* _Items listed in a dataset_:
__________
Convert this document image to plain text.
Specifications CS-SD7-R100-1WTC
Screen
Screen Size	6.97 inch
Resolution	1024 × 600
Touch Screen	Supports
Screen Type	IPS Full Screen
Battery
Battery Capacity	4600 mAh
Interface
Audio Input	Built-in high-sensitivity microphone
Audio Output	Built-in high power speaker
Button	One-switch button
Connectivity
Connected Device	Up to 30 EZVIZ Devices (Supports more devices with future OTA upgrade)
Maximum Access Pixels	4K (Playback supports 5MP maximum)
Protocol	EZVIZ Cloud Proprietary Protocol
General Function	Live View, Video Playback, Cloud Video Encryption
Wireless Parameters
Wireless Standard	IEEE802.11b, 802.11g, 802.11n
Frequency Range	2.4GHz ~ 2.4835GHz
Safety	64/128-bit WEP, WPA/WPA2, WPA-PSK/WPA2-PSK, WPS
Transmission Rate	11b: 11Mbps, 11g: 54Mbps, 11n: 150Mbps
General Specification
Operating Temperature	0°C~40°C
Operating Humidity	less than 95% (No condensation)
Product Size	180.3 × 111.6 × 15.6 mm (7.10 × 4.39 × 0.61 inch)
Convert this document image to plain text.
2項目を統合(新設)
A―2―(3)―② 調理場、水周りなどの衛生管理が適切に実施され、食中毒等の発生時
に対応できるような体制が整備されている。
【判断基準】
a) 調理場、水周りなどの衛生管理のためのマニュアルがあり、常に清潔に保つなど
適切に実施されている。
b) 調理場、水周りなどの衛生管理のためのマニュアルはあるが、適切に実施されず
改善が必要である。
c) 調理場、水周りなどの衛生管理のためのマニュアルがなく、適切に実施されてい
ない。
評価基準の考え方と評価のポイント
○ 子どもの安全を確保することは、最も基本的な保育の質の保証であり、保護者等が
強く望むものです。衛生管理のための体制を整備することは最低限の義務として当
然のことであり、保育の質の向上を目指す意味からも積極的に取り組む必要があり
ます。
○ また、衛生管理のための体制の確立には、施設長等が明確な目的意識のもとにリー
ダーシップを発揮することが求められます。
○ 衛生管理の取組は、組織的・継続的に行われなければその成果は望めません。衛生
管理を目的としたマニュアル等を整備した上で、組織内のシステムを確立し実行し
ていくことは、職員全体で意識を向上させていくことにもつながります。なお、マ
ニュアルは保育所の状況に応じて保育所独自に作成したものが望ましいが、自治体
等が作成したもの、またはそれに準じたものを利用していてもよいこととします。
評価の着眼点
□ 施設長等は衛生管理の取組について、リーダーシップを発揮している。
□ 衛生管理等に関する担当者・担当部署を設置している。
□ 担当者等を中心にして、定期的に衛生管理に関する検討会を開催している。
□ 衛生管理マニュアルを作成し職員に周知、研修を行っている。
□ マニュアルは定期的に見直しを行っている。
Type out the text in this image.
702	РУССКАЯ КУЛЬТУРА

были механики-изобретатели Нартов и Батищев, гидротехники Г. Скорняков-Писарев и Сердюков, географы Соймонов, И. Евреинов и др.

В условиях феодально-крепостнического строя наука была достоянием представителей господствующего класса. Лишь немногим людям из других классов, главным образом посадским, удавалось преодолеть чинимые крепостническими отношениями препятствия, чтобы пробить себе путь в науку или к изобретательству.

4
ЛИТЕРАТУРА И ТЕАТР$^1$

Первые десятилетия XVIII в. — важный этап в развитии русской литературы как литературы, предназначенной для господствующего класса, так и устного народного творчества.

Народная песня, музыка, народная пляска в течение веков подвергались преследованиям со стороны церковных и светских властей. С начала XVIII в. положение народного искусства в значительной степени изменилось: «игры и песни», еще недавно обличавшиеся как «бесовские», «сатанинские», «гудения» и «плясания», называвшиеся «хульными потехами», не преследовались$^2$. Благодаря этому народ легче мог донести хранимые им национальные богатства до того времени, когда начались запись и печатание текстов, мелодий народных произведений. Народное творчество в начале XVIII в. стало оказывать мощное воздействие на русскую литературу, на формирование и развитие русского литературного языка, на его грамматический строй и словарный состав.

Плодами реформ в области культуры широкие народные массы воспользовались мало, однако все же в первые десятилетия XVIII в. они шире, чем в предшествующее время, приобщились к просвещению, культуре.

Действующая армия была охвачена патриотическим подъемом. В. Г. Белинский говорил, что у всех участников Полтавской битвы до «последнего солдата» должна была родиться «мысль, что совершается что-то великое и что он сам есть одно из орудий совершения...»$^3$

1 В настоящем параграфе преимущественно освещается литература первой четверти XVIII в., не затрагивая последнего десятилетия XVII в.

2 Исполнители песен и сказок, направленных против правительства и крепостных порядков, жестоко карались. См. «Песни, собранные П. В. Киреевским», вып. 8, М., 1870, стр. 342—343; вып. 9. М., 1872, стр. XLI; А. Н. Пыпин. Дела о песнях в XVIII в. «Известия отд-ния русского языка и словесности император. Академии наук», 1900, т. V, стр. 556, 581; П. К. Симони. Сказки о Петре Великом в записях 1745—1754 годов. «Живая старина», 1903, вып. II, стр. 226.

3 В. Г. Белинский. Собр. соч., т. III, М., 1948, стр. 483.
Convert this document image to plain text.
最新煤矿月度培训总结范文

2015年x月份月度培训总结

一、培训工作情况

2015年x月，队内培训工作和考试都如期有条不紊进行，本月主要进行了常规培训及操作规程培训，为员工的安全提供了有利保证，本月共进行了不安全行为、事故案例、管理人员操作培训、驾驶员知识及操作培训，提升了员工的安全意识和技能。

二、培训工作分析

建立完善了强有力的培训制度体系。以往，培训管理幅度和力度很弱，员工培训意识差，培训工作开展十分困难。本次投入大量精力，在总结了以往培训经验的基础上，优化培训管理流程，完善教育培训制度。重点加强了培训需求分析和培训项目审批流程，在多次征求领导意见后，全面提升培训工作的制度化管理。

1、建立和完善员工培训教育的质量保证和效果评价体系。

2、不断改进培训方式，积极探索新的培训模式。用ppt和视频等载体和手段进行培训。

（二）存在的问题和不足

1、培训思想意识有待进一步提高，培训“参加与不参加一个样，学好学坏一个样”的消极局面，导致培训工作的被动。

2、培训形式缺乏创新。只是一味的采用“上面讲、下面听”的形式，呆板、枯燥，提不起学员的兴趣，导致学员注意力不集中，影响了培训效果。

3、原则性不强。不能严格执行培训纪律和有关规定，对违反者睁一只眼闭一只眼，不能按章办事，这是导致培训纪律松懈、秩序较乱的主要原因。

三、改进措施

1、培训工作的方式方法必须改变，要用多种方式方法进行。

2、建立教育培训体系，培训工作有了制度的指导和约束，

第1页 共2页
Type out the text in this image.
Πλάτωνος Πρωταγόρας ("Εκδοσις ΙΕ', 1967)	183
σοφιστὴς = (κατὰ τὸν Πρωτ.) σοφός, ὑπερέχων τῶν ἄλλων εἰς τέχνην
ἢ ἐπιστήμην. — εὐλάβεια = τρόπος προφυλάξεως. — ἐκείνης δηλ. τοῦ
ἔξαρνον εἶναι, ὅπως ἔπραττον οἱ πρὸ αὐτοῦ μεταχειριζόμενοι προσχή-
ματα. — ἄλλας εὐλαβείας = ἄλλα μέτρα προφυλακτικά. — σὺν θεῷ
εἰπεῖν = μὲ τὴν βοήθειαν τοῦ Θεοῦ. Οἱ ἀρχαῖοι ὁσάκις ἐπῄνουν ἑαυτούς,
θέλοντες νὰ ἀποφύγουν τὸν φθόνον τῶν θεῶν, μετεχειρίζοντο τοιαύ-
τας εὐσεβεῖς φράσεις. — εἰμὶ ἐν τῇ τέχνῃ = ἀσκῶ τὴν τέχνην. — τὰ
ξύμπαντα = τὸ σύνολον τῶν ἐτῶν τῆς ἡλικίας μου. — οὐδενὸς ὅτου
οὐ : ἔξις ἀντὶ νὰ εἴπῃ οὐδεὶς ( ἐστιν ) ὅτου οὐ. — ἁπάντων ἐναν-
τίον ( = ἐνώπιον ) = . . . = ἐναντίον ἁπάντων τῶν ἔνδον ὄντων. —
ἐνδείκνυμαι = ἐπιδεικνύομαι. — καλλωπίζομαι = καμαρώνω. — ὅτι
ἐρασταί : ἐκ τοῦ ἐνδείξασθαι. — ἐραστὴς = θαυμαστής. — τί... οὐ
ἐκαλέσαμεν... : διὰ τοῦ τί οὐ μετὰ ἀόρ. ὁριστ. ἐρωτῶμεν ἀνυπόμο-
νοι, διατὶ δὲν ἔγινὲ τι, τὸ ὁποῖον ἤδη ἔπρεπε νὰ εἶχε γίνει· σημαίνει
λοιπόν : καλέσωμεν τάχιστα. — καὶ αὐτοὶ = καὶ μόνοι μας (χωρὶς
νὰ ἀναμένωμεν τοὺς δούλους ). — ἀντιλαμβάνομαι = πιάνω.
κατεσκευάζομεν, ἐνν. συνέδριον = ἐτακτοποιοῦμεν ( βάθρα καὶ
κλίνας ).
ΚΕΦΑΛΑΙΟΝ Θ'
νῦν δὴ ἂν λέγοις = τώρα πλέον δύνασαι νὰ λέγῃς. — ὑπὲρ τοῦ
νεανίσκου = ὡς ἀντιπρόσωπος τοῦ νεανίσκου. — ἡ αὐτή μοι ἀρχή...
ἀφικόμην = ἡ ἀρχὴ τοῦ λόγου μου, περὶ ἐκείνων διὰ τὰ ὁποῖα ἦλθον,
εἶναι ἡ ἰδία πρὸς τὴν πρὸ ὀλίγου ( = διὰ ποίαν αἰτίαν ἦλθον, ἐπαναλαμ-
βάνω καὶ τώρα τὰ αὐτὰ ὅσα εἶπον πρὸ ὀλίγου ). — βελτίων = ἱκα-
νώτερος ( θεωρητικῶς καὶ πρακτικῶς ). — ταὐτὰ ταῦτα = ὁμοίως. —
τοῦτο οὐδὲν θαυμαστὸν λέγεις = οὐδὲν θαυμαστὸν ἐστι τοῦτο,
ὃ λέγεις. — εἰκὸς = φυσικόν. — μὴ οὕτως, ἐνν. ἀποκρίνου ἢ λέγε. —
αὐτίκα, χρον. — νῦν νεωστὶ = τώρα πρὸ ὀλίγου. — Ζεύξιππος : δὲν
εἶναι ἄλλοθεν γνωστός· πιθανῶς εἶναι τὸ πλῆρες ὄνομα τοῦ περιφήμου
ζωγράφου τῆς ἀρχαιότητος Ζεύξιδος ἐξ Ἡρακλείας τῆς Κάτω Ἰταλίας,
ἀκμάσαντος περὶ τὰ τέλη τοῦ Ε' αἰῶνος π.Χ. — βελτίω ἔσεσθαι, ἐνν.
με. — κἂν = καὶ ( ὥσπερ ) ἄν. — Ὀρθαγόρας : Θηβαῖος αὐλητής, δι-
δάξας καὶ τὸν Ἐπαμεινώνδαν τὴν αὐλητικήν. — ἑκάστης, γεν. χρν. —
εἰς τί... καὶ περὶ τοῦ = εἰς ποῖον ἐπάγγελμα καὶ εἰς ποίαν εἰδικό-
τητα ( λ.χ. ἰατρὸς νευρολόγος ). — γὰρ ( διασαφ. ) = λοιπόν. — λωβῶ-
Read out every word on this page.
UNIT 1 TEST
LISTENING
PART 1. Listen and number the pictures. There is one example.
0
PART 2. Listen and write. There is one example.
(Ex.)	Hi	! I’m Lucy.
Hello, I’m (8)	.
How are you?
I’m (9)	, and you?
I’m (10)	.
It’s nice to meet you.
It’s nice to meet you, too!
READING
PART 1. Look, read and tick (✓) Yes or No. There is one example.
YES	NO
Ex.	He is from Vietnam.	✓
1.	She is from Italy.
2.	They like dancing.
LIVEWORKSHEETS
__________
* _EXERCISE PROMPT_: Write out every line of the listing that holds the word "inch".

* _COMPLETED TASK_:
Screen Size	6.97 inch
Product Size	180.3 × 111.6 × 15.6 mm (7.10 × 4.39 × 0.61 inch)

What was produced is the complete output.